_Your objective_.
Output the lines that follow exactly as they are.

[Dataset listings of figures]
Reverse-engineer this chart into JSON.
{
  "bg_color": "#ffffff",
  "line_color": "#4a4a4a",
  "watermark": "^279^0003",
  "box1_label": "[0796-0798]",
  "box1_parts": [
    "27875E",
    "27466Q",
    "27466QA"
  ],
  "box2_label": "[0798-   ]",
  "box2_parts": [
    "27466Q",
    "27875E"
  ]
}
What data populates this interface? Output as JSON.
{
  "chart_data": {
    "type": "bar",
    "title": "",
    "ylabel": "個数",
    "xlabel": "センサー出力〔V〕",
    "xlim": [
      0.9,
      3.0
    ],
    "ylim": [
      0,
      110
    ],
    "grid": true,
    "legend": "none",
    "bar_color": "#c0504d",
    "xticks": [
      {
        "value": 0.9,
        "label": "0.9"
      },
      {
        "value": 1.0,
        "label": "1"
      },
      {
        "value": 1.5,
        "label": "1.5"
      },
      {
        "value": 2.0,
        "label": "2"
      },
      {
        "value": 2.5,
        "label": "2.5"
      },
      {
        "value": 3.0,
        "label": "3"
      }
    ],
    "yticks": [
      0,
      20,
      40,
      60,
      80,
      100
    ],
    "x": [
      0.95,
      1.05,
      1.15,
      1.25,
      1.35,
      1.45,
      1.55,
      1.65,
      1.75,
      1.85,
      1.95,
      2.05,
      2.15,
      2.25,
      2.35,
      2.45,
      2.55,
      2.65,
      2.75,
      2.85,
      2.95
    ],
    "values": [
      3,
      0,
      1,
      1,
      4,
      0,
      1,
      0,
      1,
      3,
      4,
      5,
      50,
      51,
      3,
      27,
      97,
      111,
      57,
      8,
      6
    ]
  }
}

_Completed exercise_.
Reverse-engineer this chart into JSON.
{
  "bg_color": "#ffffff",
  "line_color": "#4a4a4a",
  "watermark": "^279^0003",
  "box1_label": "[0796-0798]",
  "box1_parts": [
    "27875E",
    "27466Q",
    "27466QA"
  ],
  "box2_label": "[0798-   ]",
  "box2_parts": [
    "27466Q",
    "27875E"
  ]
}
What data populates this interface? Output as JSON.
{
  "chart_data": {
    "type": "bar",
    "title": "",
    "ylabel": "個数",
    "xlabel": "センサー出力〔V〕",
    "xlim": [
      0.9,
      3.0
    ],
    "ylim": [
      0,
      110
    ],
    "grid": true,
    "legend": "none",
    "bar_color": "#c0504d",
    "xticks": [
      {
        "value": 0.9,
        "label": "0.9"
      },
      {
        "value": 1.0,
        "label": "1"
      },
      {
        "value": 1.5,
        "label": "1.5"
      },
      {
        "value": 2.0,
        "label": "2"
      },
      {
        "value": 2.5,
        "label": "2.5"
      },
      {
        "value": 3.0,
        "label": "3"
      }
    ],
    "yticks": [
      0,
      20,
      40,
      60,
      80,
      100
    ],
    "x": [
      0.95,
      1.05,
      1.15,
      1.25,
      1.35,
      1.45,
      1.55,
      1.65,
      1.75,
      1.85,
      1.95,
      2.05,
      2.15,
      2.25,
      2.35,
      2.45,
      2.55,
      2.65,
      2.75,
      2.85,
      2.95
    ],
    "values": [
      3,
      0,
      1,
      1,
      4,
      0,
      1,
      0,
      1,
      3,
      4,
      5,
      50,
      51,
      3,
      27,
      97,
      111,
      57,
      8,
      6
    ]
  }
}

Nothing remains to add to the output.